Extrait:
————

Quand l’occasion se présente de rencontrer un monstre sacré du rap français, il ne faut pas la laisser passer. L’Indis est la moitié d’un groupe injustement méconnu mais devenu mythique par la force du temps : Les 10. Plus qu’une interview, c’est une discussion à bâtons rompus avec un homme passionnant que nous vous proposons. Plongée dans la pensée d’un rappeur brillant.

Tu peux nous raconter comment tu es rentré dans le rap ?

En 1987, le grand frère de Nakk enregistrait une émission de Radio Nova.

Deenastyle ?

Ouais, Deenastyle. Il nous avait donné la cassette et avec mon frère, on a tout de suite kiffé. On avait 12 ans, on écrivait les textes pour s’amuser. On n’avait même pas d’instrus, on rappait par-dessus les mecs de Nova. C’était pour le plaisir des mots. Pendant plusieurs années, ça a été comme ça. On écoutait ça toute la journée et on connaissait les sons par cœur. Les New Générations MC, les Little MC, on retenait même leurs dédicaces.

Ton acolyte était L’Avokato, vous êtes jumeaux. Il faut avoir une sacrée relation pour rapper tous les deux non ?

A l’époque, on était dans la catégorie des rappeurs qui font un minimum attention à la construction des phrases et quand on se parlait, on se comprenait. Je m’en suis rendu compte récemment. Pour moi, ça coulait de source. Aujourd’hui, les gens sont super pointus, ils connaissent tout le vocabulaire. Nous quand on a commencé à faire du multi-syllabique, on n’avait aucune idée du nom. Personne n’en faisait vraiment et on le faisait parce que c’était les ricains qui le faisaient. Une assonance c’était une rime approximative pour nous. On n’avait pas le jargon mais on se comprenait direct. Et je me suis rendu compte en travaillant avec d’autres gens que je leur parlais chinois.

Vous aviez inventé votre langage en fait.

C’est exactement ça. On avait une complicité.

Du coup, tu dois être l’un des derniers rappeurs en activité à avoir découvert le rap par Deenastyle.

Je sais que je suis un survivant mais quand je parle avec un mec comme Driver, je sais qu’on a les mêmes points de repères. D’ailleurs, j’ai une vidéo de 1989 où l’on peut me voir rapper. Par contre, elle n’est pas en ligne. Mais j’ai mis un concert de 1997 sur mon compte Youtube ainsi que le festival  XXL.

C’est votre première grosse scène, vous faites la première partie de Smooth Tha Hustler. Comment vous vous retrouvez avec cette opportunité ?

En fait, il faut remonter un peu. Pendant longtemps, nous avons rappé sans jamais chercher à nous faire connaître. Au contraire des rappeurs parisiens qui, dès leurs troisièmes textes, passaient déjà sur les petites radios. A l’époque, ce n’était pas comme aujourd’hui avec Youtube, il fallait courir dans tout Paris avec ta cassette pour se faire écouter par 3 mecs. Et on n’a jamais cherché ça.

————

Données affichées:
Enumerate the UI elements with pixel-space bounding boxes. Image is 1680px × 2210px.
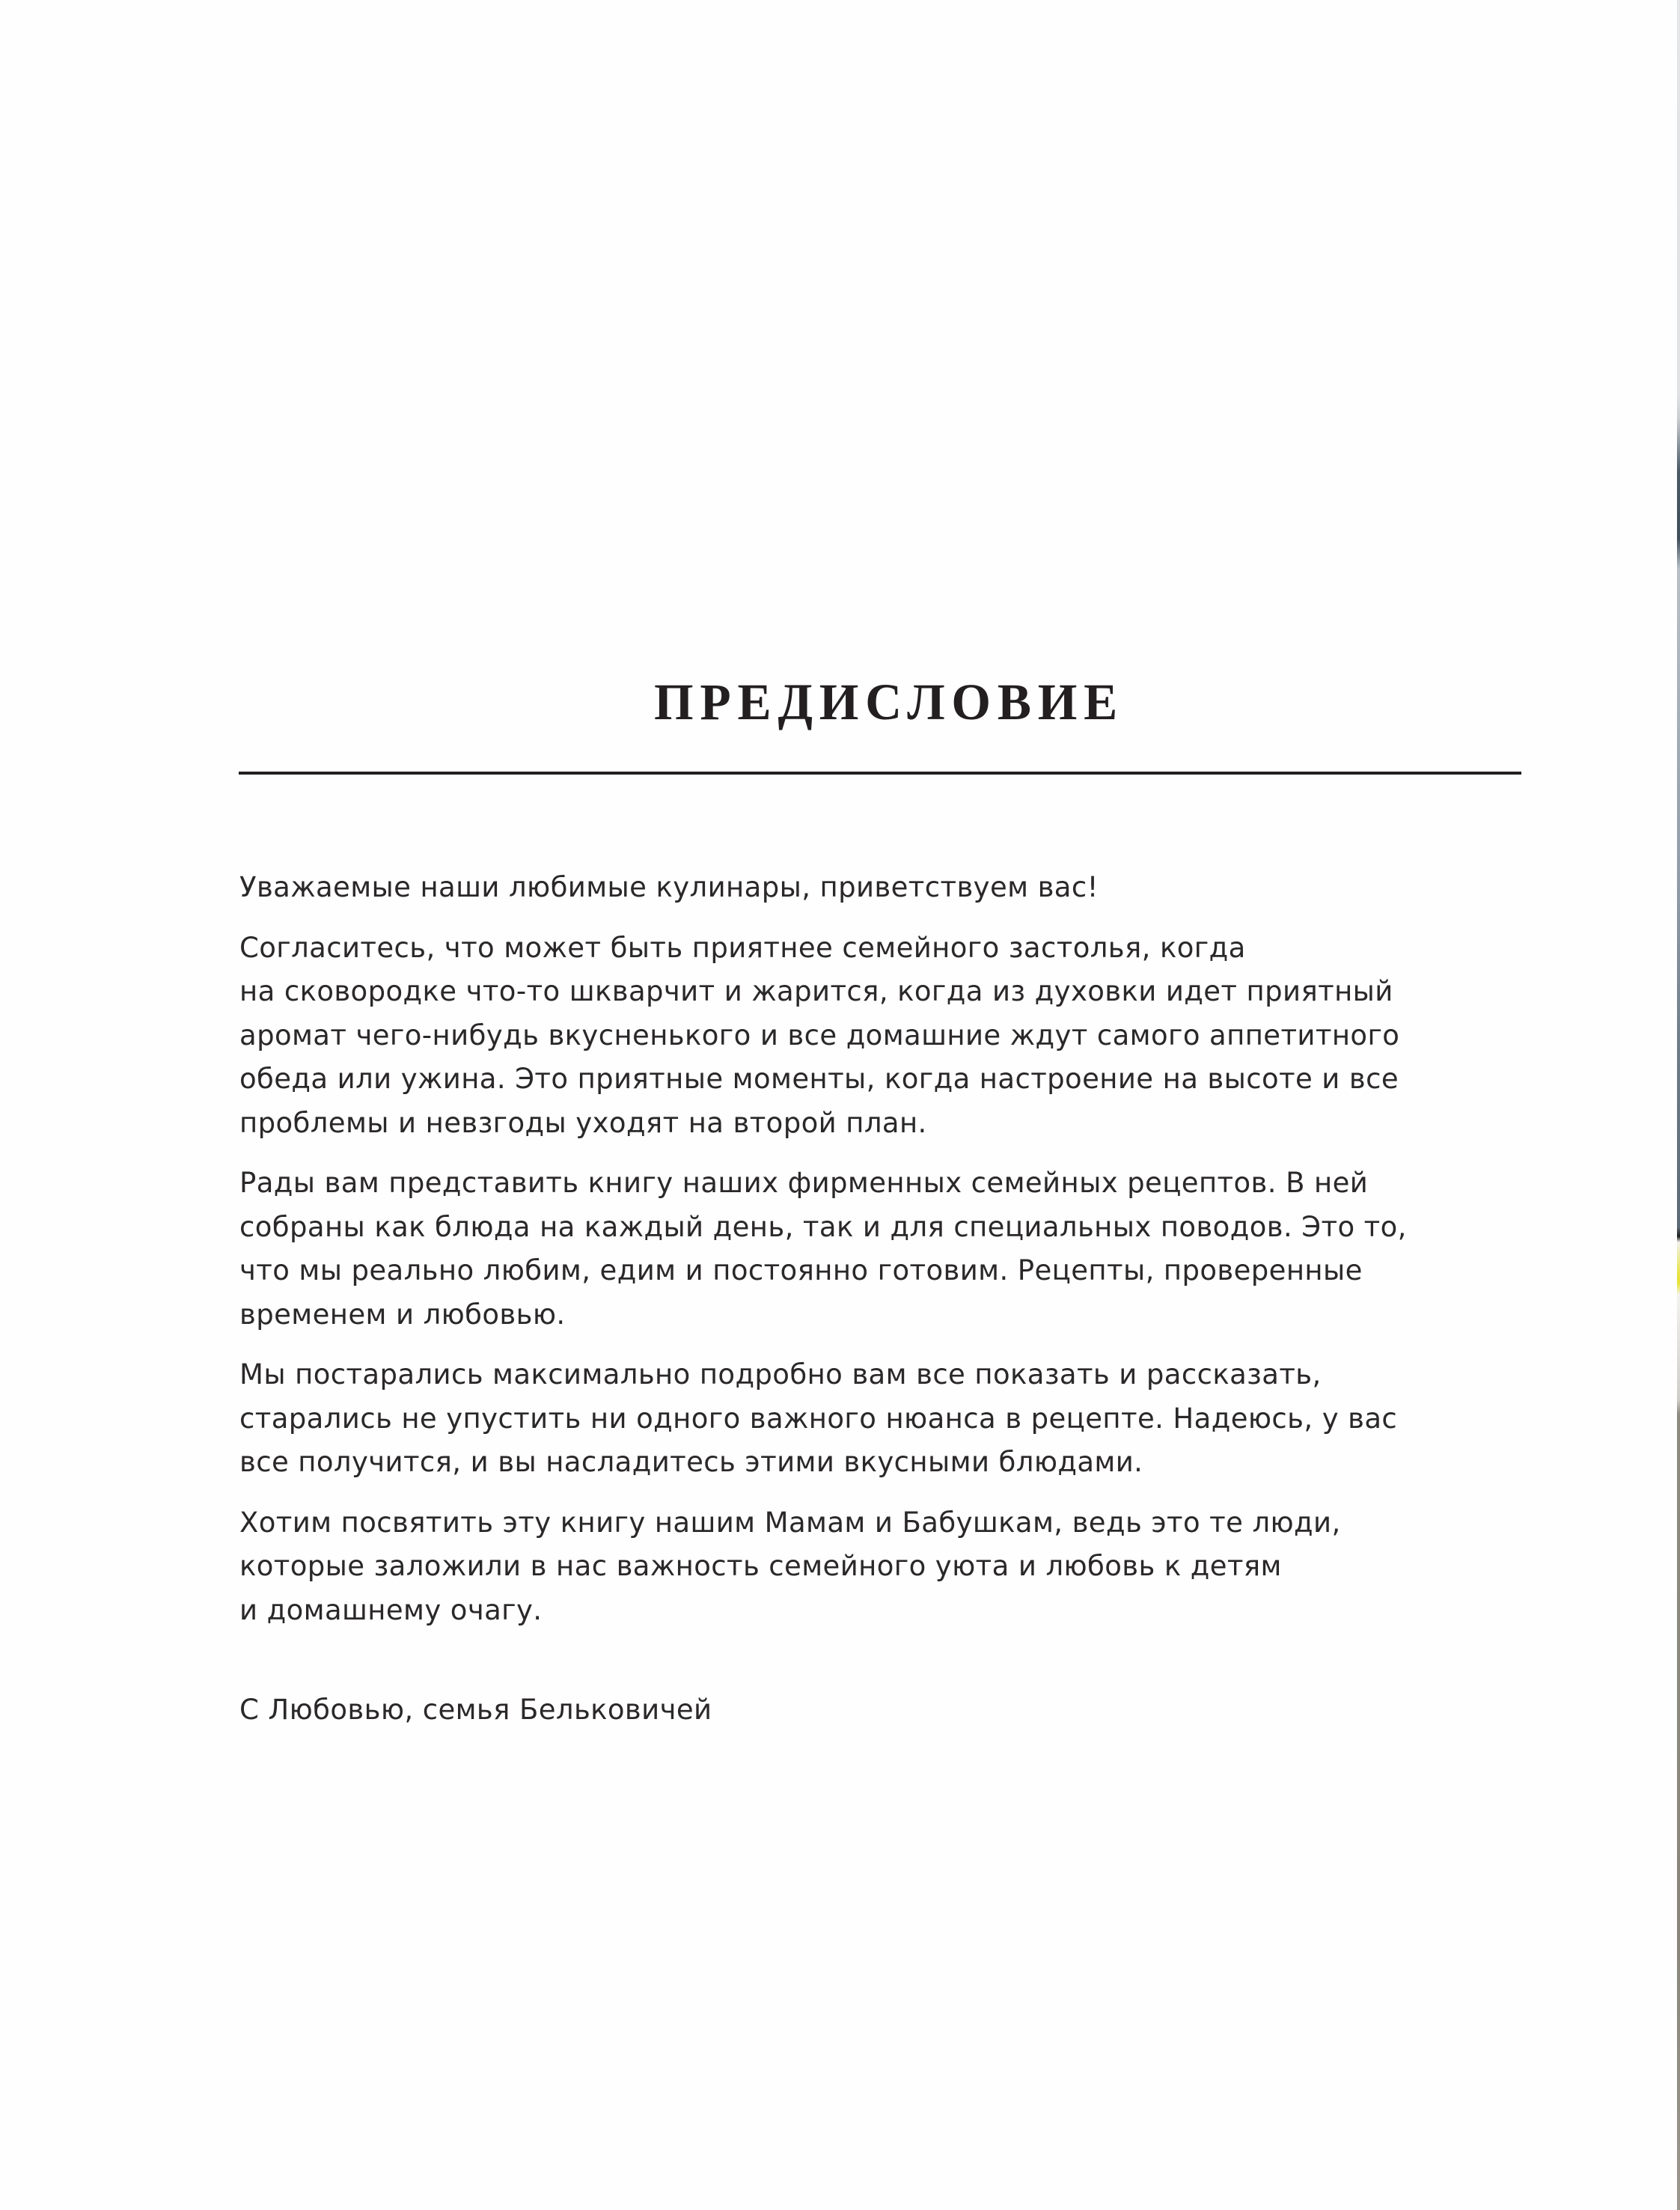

————

Énoncé A:
Répondez à ces questions sur l'entretien avec L'Indis :
(i) En quelle année le grand frère de Nakk enregistrait-il une émission de Radio Nova ?
(ii) Quel lien unit L'Indis et L'Avokato ?
(iii) De quel artiste le groupe a-t-il assuré la première partie lors de sa première grosse scène ?
Énoncé B: Prolongez, s'il vous plaît, l'entretien avec L'Indis à partir de sa dernière phrase.
La liste n'intervient en rien ici.

Réponse A:
(i) En 1987.
(ii) Ils sont jumeaux.
(iii) Smooth Tha Hustler.

Réponse B:
Vous rappiez l’un pour l’autre alors ?

Non, pour les gens mais on n’avait pas envie de célébrité. On préférait être reconnu par des rappeurs qu’on trouvait fort que par un public. Comme pour nous prouver qu’on avait les compétences. Notre première apparition, c’est sur la tape de Wicked Prophet en 1993. On a aussi fait le générique de l’émission Conscious Time, présentée par Mouloud Achour sur Fréquence Paris Plurielle avec Assassin et La Caution. Il y avait donc des gens, qui nous connaissaient, qui nous appréciaient et qui nous casaient sur des plans. Donc le festival XXL se déroulait à Bobigny, les organisateurs croyaient en nous, ils savaient qu’il y aurait du monde et ils nous ont donnés un coup de pouce en nous plaçant en première partie.

C’est là que vous rencontrez Mark de Bombattak ?

Non. On rencontre d’abord Jo, le manager de la Mafia Trece, qui voulait absolument nous signer sur son label. Il nous a fait un peu dormir mais c’est lui qui nous a présenté Mark. Son émission Bombattak commençait à être en fin de vie, il tournait en rond avec toujours les mêmes artistes. Quand il nous a écoutés, il a eu l’impression de découvrir quelque chose de frais, de nouveau. On lui a ramené Nakk la fois d’après, on a freestylé tous les trois. Il a adoré et il a décidé de créer le label Bombattak avec nous trois.

Juste vous trois ?

Exactement. Les 10 et Nakk. Il voulait profiter de la notoriété du nom de l’émission de radio et balancer une compilation appelée Bombattak. C’était l’idée de départ. Ça ne s’était pas vraiment passé ainsi.

Quand on vous dit qu’on fonde un label pour Les 10 et Nakk et qu’une compilation va sortir, vous vous sentez comment ?

On touchait quasiment du doigt le but de dix années de rap dans l’underground. Il y a un mec qui écoute vingt morceaux de deux jumeaux qui sont complètement inconnus et il kiffe, il se demande comment il a pu passer à côté alors qu’il croyait tout connaître.

Et comment ça s’enchaîne ?

Il faut le reconnaître, Mark avait le bras long. On se retrouve à freestyler dans les bureaux de pleins de directeurs artistiques. Ça commence à beaucoup parler de nous dans les maisons de disques. Pas que pour nos qualités de rap mais aussi pour le fait que l’on soit jumeaux et blancs. On était un bon coup pour eux.  Mais au final, tous les plans ont avortés. Le rap ne vend plus, on arrive à la fin de l’âge d’or. Les directeurs artistiques sont sur la sellette, ils deviennent très hésitants et ils veulent signer des projets dont ils sont sûrs. Mark nous dit que les médias préfèrent Nakk à nous et petit à petit, on a senti qu’on était évincés du projet. Comme on n’est pas bêtes, on a préféré se retirer.

C’est le début de la fin.

Ça faisait dix ans qu’on rappait, on avait l’impression de toucher du doigt un semblant de reconnaissance. Mon frère était vraiment un acharné dans tout ce qu’il entreprenait autant au niveau de l’écriture qu’au niveau des productions. On arrivait en bout de course et d’un seul coup tout s’écroule. On a préféré tout arrêter.

On appelle ça l’ascenseur émotionnel.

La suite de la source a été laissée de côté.